#### WORK REQUIRED:
In the introduction on cloud storage below, which technologies are named as being combined to gather data storage and service access functions? List them.

#### TEXT SHOWN:
Keywords

1 Introduction

Cloud storage is a new concept that extends and develops in the concept of cloud computing, which collects data storage and service access functions through the combination of cluster application, network technology or distributed file system, and collects many different types of storage devices in the network together through application software to work together. It is an emerging network storage technique, which has many good qualities. For one thing it makes all the storage resources be integrated together to achieve data storage management automation and intelligence, for another, it improve the storage efficiency and flexible expansion through the visualization technology to solve the waste of storage space, reduce the operating costs [1,2,3,4]. Due to its properties of flexible management and low rental prices, many users and businesses choose to put their own data in the cloud.

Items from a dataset
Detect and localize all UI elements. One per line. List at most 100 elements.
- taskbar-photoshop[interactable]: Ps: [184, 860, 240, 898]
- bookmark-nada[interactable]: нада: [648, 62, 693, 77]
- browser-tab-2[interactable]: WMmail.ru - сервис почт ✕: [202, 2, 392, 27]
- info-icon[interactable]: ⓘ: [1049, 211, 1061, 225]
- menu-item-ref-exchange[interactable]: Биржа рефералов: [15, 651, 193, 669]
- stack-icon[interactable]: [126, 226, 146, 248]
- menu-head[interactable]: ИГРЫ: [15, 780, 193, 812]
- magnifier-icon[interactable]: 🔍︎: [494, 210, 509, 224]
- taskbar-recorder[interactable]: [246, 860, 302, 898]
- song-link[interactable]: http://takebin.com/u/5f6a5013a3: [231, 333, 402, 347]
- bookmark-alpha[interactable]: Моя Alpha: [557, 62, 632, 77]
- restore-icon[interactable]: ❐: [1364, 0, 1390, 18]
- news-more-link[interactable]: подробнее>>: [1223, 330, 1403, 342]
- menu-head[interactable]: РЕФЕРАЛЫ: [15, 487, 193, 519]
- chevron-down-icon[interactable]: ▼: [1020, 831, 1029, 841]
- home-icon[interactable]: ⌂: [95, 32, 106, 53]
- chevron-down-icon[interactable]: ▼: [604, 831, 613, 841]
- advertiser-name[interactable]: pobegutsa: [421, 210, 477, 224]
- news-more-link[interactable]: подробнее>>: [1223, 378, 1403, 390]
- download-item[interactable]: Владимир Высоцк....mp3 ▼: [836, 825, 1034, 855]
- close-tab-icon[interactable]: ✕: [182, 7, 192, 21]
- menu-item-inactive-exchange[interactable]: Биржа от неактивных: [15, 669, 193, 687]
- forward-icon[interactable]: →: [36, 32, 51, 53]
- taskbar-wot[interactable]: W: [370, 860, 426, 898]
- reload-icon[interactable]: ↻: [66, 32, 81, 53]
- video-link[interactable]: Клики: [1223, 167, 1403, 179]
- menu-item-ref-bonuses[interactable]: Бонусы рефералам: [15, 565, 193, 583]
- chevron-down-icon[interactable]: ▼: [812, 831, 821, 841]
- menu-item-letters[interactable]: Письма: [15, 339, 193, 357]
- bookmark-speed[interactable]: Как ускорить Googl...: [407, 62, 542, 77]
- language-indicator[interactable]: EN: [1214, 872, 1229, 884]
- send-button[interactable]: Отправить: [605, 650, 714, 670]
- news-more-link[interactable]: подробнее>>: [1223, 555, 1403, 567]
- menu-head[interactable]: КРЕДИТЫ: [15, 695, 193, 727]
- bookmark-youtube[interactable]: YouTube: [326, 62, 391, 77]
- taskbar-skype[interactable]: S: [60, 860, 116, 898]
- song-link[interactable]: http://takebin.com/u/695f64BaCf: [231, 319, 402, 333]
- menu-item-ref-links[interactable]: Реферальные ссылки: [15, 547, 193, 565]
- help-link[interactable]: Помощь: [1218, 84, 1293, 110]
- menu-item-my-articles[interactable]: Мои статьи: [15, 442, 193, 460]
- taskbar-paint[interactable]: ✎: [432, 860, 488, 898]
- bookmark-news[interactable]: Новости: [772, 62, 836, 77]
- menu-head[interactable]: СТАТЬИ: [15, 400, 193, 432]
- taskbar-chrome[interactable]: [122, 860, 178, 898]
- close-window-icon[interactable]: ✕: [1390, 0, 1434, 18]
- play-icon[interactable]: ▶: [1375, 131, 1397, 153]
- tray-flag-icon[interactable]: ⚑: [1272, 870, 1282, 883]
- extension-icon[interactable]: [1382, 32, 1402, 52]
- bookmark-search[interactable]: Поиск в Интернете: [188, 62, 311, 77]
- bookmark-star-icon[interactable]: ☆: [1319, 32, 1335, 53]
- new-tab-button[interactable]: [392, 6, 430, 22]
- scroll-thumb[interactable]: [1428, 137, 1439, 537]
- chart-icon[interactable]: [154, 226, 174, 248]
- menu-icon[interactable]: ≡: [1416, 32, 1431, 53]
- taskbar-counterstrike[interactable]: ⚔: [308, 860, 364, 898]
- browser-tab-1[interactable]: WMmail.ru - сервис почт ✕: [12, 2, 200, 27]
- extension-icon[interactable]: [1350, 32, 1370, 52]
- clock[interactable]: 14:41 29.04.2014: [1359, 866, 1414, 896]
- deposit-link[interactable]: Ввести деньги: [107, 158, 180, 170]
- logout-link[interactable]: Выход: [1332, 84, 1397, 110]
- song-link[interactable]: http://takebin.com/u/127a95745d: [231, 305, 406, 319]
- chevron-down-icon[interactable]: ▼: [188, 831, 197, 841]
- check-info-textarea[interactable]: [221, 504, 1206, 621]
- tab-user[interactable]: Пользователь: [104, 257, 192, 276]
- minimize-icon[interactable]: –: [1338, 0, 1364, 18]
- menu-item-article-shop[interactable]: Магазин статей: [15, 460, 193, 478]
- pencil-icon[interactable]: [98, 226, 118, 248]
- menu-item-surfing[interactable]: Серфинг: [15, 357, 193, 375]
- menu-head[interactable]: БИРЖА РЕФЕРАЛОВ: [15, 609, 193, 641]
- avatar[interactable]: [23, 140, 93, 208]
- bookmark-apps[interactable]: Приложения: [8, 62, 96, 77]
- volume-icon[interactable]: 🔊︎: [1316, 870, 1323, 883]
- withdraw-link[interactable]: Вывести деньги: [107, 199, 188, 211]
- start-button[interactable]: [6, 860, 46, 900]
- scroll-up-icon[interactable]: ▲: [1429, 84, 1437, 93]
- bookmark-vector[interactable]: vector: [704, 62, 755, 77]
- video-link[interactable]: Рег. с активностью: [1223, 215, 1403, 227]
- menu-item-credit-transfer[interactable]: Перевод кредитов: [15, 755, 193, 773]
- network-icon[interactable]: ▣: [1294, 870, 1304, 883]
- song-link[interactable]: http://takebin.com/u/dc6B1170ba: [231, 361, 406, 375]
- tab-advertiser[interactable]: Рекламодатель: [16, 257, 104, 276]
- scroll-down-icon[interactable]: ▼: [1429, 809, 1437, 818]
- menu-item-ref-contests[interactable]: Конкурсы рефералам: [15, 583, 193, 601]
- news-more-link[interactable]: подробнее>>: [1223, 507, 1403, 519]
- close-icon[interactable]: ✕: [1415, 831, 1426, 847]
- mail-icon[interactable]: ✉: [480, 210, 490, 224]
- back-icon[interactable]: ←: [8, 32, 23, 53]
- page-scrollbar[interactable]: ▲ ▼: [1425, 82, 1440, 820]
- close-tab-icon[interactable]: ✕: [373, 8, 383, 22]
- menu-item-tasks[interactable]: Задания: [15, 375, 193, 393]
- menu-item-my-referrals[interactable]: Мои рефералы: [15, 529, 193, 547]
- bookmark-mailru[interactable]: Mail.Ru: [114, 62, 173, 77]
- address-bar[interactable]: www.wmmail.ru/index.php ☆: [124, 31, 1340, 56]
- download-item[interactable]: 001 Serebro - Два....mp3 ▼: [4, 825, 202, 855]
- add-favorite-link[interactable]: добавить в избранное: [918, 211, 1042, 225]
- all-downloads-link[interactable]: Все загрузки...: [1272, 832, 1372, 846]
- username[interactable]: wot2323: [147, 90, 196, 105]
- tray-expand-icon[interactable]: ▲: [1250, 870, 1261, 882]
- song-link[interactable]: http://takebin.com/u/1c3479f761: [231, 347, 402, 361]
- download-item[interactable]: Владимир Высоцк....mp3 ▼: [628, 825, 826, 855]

#### EXERCISE SOLUTION:
- Cluster application
- Network technology
- Distributed file system